Output the full listing below exactly as it reads, and skip anything that is a picture.

★ ★ ★ ★

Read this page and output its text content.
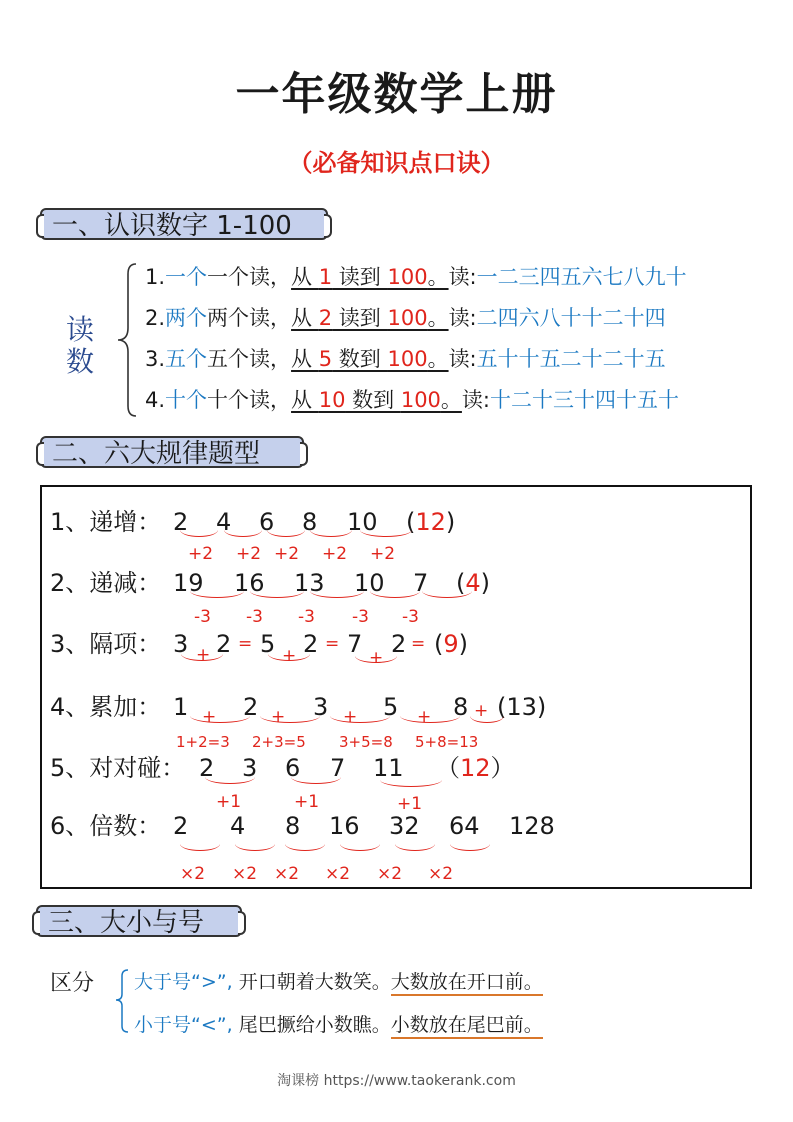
一年级数学上册
（必备知识点口诀）
一、认识数字 1-100
读
数
1.一个一个读，从 1 读到 100。读:一二三四五六七八九十
2.两个两个读，从 2 读到 100。读:二四六八十十二十四
3.五个五个读，从 5 数到 100。读:五十十五二十二十五
4.十个十个读，从 10 数到 100。读:十二十三十四十五十
二、六大规律题型
1、递增： 2 4 6 8 10 (12)
+2 +2 +2 +2 +2
2、递减： 19 16 13 10 7 (4)
-3 -3 -3 -3 -3
3、隔项： 3 2 5 2 7 2 (9)
+
=
+
=
+
=
4、累加： 1 2 3 5 8 (13)
+	+	+	+	+
1+2=3 2+3=5 3+5=8 5+8=13
5、对对碰： 2 3 6 7 11 （12）
+1	+1	+1
6、倍数： 2 4 8 16 32 64 128
×2 ×2 ×2 ×2 ×2 ×2
三、大小与号
区分 大于号“>”, 开口朝着大数笑。大数放在开口前。
小于号“<”, 尾巴撅给小数瞧。小数放在尾巴前。
淘课榜 https://www.taokerank.com
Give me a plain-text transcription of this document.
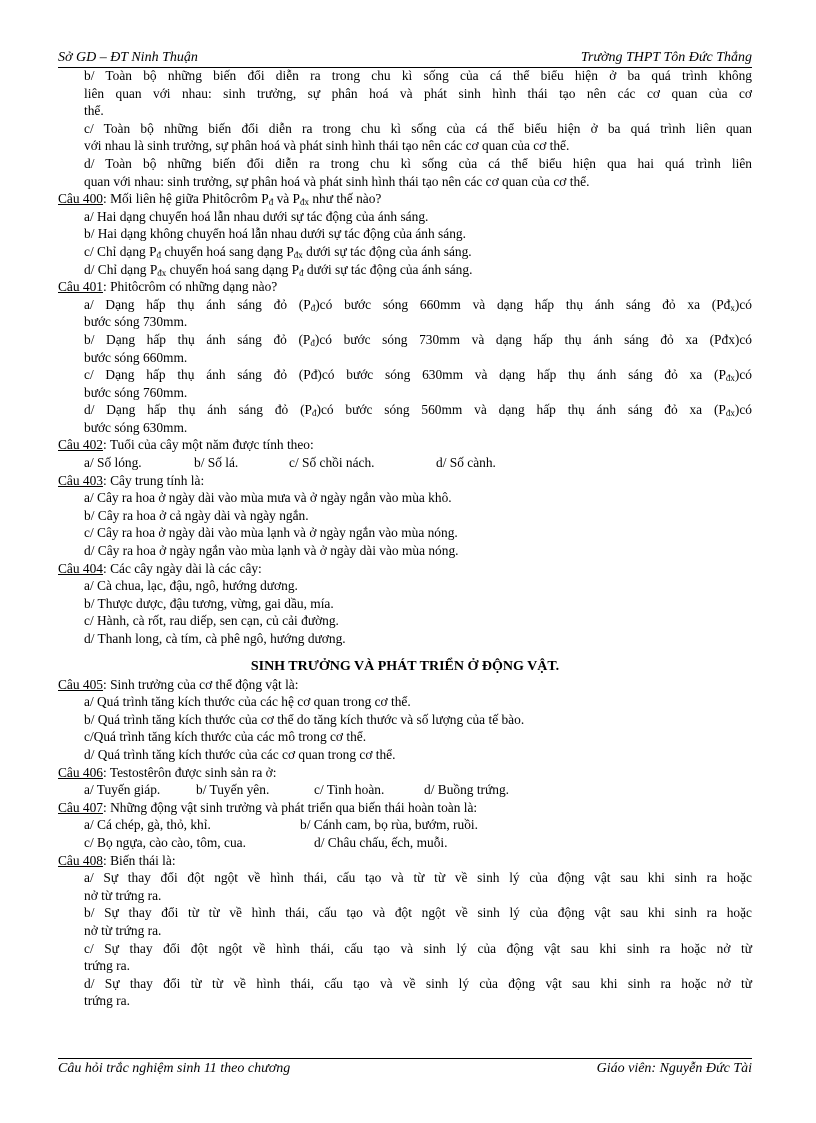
Sở GD – ĐT Ninh Thuận	Trường THPT Tôn Đức Thắng
b/ Toàn bộ những biến đổi diễn ra trong chu kì sống của cá thể biểu hiện ở ba quá trình không
liên quan với nhau: sinh trưởng, sự phân hoá và phát sinh hình thái tạo nên các cơ quan của cơ
thể.
c/ Toàn bộ những biến đổi diễn ra trong chu kì sống của cá thể biểu hiện ở ba quá trình liên quan
với nhau là sinh trưởng, sự phân hoá và phát sinh hình thái tạo nên các cơ quan của cơ thể.
d/ Toàn bộ những biến đổi diễn ra trong chu kì sống của cá thể biểu hiện qua hai quá trình liên
quan với nhau: sinh trưởng, sự phân hoá và phát sinh hình thái tạo nên các cơ quan của cơ thể.
Câu 400: Mối liên hệ giữa Phitôcrôm $P_đ$ và $P_{đx}$ như thế nào?
a/ Hai dạng chuyển hoá lẫn nhau dưới sự tác động của ánh sáng.
b/ Hai dạng không chuyển hoá lẫn nhau dưới sự tác động của ánh sáng.
c/ Chỉ dạng $P_đ$ chuyển hoá sang dạng $P_{đx}$ dưới sự tác động của ánh sáng.
d/ Chỉ dạng $P_{đx}$ chuyển hoá sang dạng $P_đ$ dưới sự tác động của ánh sáng.
Câu 401: Phitôcrôm có những dạng nào?
a/ Dạng hấp thụ ánh sáng đỏ $(P_đ)có$ bước sóng 660mm và dạng hấp thụ ánh sáng đỏ xa $(Pđ_x)có$
bước sóng 730mm.
b/ Dạng hấp thụ ánh sáng đỏ $(P_đ)có$ bước sóng 730mm và dạng hấp thụ ánh sáng đỏ xa (Pđx)có
bước sóng 660mm.
c/ Dạng hấp thụ ánh sáng đỏ (Pđ)có bước sóng 630mm và dạng hấp thụ ánh sáng đỏ xa $(P_{đx})có$
bước sóng 760mm.
d/ Dạng hấp thụ ánh sáng đỏ $(P_đ)có$ bước sóng 560mm và dạng hấp thụ ánh sáng đỏ xa $(P_{đx})có$
bước sóng 630mm.
Câu 402: Tuổi của cây một năm được tính theo:
a/ Số lóng.	b/ Số lá.	c/ Số chồi nách.	d/ Số cành.
Câu 403: Cây trung tính là:
a/ Cây ra hoa ở ngày dài vào mùa mưa và ở ngày ngắn vào mùa khô.
b/ Cây ra hoa ở cả ngày dài và ngày ngắn.
c/ Cây ra hoa ở ngày dài vào mùa lạnh và ở ngày ngắn vào mùa nóng.
d/ Cây ra hoa ở ngày ngắn vào mùa lạnh và ở ngày dài vào mùa nóng.
Câu 404: Các cây ngày dài là các cây:
a/ Cà chua, lạc, đậu, ngô, hướng dương.
b/ Thược dược, đậu tương, vừng, gai dầu, mía.
c/ Hành, cà rốt, rau diếp, sen cạn, củ cải đường.
d/ Thanh long, cà tím, cà phê ngô, hướng dương.
SINH TRƯỞNG VÀ PHÁT TRIỂN Ở ĐỘNG VẬT.
Câu 405: Sinh trưởng của cơ thể động vật là:
a/ Quá trình tăng kích thước của các hệ cơ quan trong cơ thể.
b/ Quá trình tăng kích thước của cơ thể do tăng kích thước và số lượng của tế bào.
c/Quá trình tăng kích thước của các mô trong cơ thể.
d/ Quá trình tăng kích thước của các cơ quan trong cơ thể.
Câu 406: Testostêrôn được sinh sản ra ở:
a/ Tuyến giáp.	b/ Tuyến yên.	c/ Tinh hoàn.	d/ Buồng trứng.
Câu 407: Những động vật sinh trưởng và phát triển qua biến thái hoàn toàn là:
a/ Cá chép, gà, thỏ, khỉ.	b/ Cánh cam, bọ rùa, bướm, ruồi.
c/ Bọ ngựa, cào cào, tôm, cua.	d/ Châu chấu, ếch, muỗi.
Câu 408: Biến thái là:
a/ Sự thay đổi đột ngột về hình thái, cấu tạo và từ từ về sinh lý của động vật sau khi sinh ra hoặc
nở từ trứng ra.
b/ Sự thay đổi từ từ về hình thái, cấu tạo và đột ngột về sinh lý của động vật sau khi sinh ra hoặc
nở từ trứng ra.
c/ Sự thay đổi đột ngột về hình thái, cấu tạo và sinh lý của động vật sau khi sinh ra hoặc nở từ
trứng ra.
d/ Sự thay đổi từ từ về hình thái, cấu tạo và về sinh lý của động vật sau khi sinh ra hoặc nở từ
trứng ra.
Câu hỏi trắc nghiệm sinh 11 theo chương	Giáo viên: Nguyễn Đức Tài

★ ★ ★ ★

▶ _FINISHED TASK_:
Read this page and output its text content.
一年级数学上册
（必备知识点口诀）
一、认识数字 1-100
读
数
1.一个一个读，从 1 读到 100。读:一二三四五六七八九十
2.两个两个读，从 2 读到 100。读:二四六八十十二十四
3.五个五个读，从 5 数到 100。读:五十十五二十二十五
4.十个十个读，从 10 数到 100。读:十二十三十四十五十
二、六大规律题型
1、递增： 2 4 6 8 10 (12)
+2 +2 +2 +2 +2
2、递减： 19 16 13 10 7 (4)
-3 -3 -3 -3 -3
3、隔项： 3 2 5 2 7 2 (9)
+
=
+
=
+
=
4、累加： 1 2 3 5 8 (13)
+	+	+	+	+
1+2=3 2+3=5 3+5=8 5+8=13
5、对对碰： 2 3 6 7 11 （12）
+1	+1	+1
6、倍数： 2 4 8 16 32 64 128
×2 ×2 ×2 ×2 ×2 ×2
三、大小与号
区分 大于号“>”, 开口朝着大数笑。大数放在开口前。
小于号“<”, 尾巴撅给小数瞧。小数放在尾巴前。
淘课榜 https://www.taokerank.com
Give me a plain-text transcription of this document.
Sở GD – ĐT Ninh Thuận	Trường THPT Tôn Đức Thắng
b/ Toàn bộ những biến đổi diễn ra trong chu kì sống của cá thể biểu hiện ở ba quá trình không
liên quan với nhau: sinh trưởng, sự phân hoá và phát sinh hình thái tạo nên các cơ quan của cơ
thể.
c/ Toàn bộ những biến đổi diễn ra trong chu kì sống của cá thể biểu hiện ở ba quá trình liên quan
với nhau là sinh trưởng, sự phân hoá và phát sinh hình thái tạo nên các cơ quan của cơ thể.
d/ Toàn bộ những biến đổi diễn ra trong chu kì sống của cá thể biểu hiện qua hai quá trình liên
quan với nhau: sinh trưởng, sự phân hoá và phát sinh hình thái tạo nên các cơ quan của cơ thể.
Câu 400: Mối liên hệ giữa Phitôcrôm $P_đ$ và $P_{đx}$ như thế nào?
a/ Hai dạng chuyển hoá lẫn nhau dưới sự tác động của ánh sáng.
b/ Hai dạng không chuyển hoá lẫn nhau dưới sự tác động của ánh sáng.
c/ Chỉ dạng $P_đ$ chuyển hoá sang dạng $P_{đx}$ dưới sự tác động của ánh sáng.
d/ Chỉ dạng $P_{đx}$ chuyển hoá sang dạng $P_đ$ dưới sự tác động của ánh sáng.
Câu 401: Phitôcrôm có những dạng nào?
a/ Dạng hấp thụ ánh sáng đỏ $(P_đ)có$ bước sóng 660mm và dạng hấp thụ ánh sáng đỏ xa $(Pđ_x)có$
bước sóng 730mm.
b/ Dạng hấp thụ ánh sáng đỏ $(P_đ)có$ bước sóng 730mm và dạng hấp thụ ánh sáng đỏ xa (Pđx)có
bước sóng 660mm.
c/ Dạng hấp thụ ánh sáng đỏ (Pđ)có bước sóng 630mm và dạng hấp thụ ánh sáng đỏ xa $(P_{đx})có$
bước sóng 760mm.
d/ Dạng hấp thụ ánh sáng đỏ $(P_đ)có$ bước sóng 560mm và dạng hấp thụ ánh sáng đỏ xa $(P_{đx})có$
bước sóng 630mm.
Câu 402: Tuổi của cây một năm được tính theo:
a/ Số lóng.	b/ Số lá.	c/ Số chồi nách.	d/ Số cành.
Câu 403: Cây trung tính là:
a/ Cây ra hoa ở ngày dài vào mùa mưa và ở ngày ngắn vào mùa khô.
b/ Cây ra hoa ở cả ngày dài và ngày ngắn.
c/ Cây ra hoa ở ngày dài vào mùa lạnh và ở ngày ngắn vào mùa nóng.
d/ Cây ra hoa ở ngày ngắn vào mùa lạnh và ở ngày dài vào mùa nóng.
Câu 404: Các cây ngày dài là các cây:
a/ Cà chua, lạc, đậu, ngô, hướng dương.
b/ Thược dược, đậu tương, vừng, gai dầu, mía.
c/ Hành, cà rốt, rau diếp, sen cạn, củ cải đường.
d/ Thanh long, cà tím, cà phê ngô, hướng dương.
SINH TRƯỞNG VÀ PHÁT TRIỂN Ở ĐỘNG VẬT.
Câu 405: Sinh trưởng của cơ thể động vật là:
a/ Quá trình tăng kích thước của các hệ cơ quan trong cơ thể.
b/ Quá trình tăng kích thước của cơ thể do tăng kích thước và số lượng của tế bào.
c/Quá trình tăng kích thước của các mô trong cơ thể.
d/ Quá trình tăng kích thước của các cơ quan trong cơ thể.
Câu 406: Testostêrôn được sinh sản ra ở:
a/ Tuyến giáp.	b/ Tuyến yên.	c/ Tinh hoàn.	d/ Buồng trứng.
Câu 407: Những động vật sinh trưởng và phát triển qua biến thái hoàn toàn là:
a/ Cá chép, gà, thỏ, khỉ.	b/ Cánh cam, bọ rùa, bướm, ruồi.
c/ Bọ ngựa, cào cào, tôm, cua.	d/ Châu chấu, ếch, muỗi.
Câu 408: Biến thái là:
a/ Sự thay đổi đột ngột về hình thái, cấu tạo và từ từ về sinh lý của động vật sau khi sinh ra hoặc
nở từ trứng ra.
b/ Sự thay đổi từ từ về hình thái, cấu tạo và đột ngột về sinh lý của động vật sau khi sinh ra hoặc
nở từ trứng ra.
c/ Sự thay đổi đột ngột về hình thái, cấu tạo và sinh lý của động vật sau khi sinh ra hoặc nở từ
trứng ra.
d/ Sự thay đổi từ từ về hình thái, cấu tạo và về sinh lý của động vật sau khi sinh ra hoặc nở từ
trứng ra.
Câu hỏi trắc nghiệm sinh 11 theo chương	Giáo viên: Nguyễn Đức Tài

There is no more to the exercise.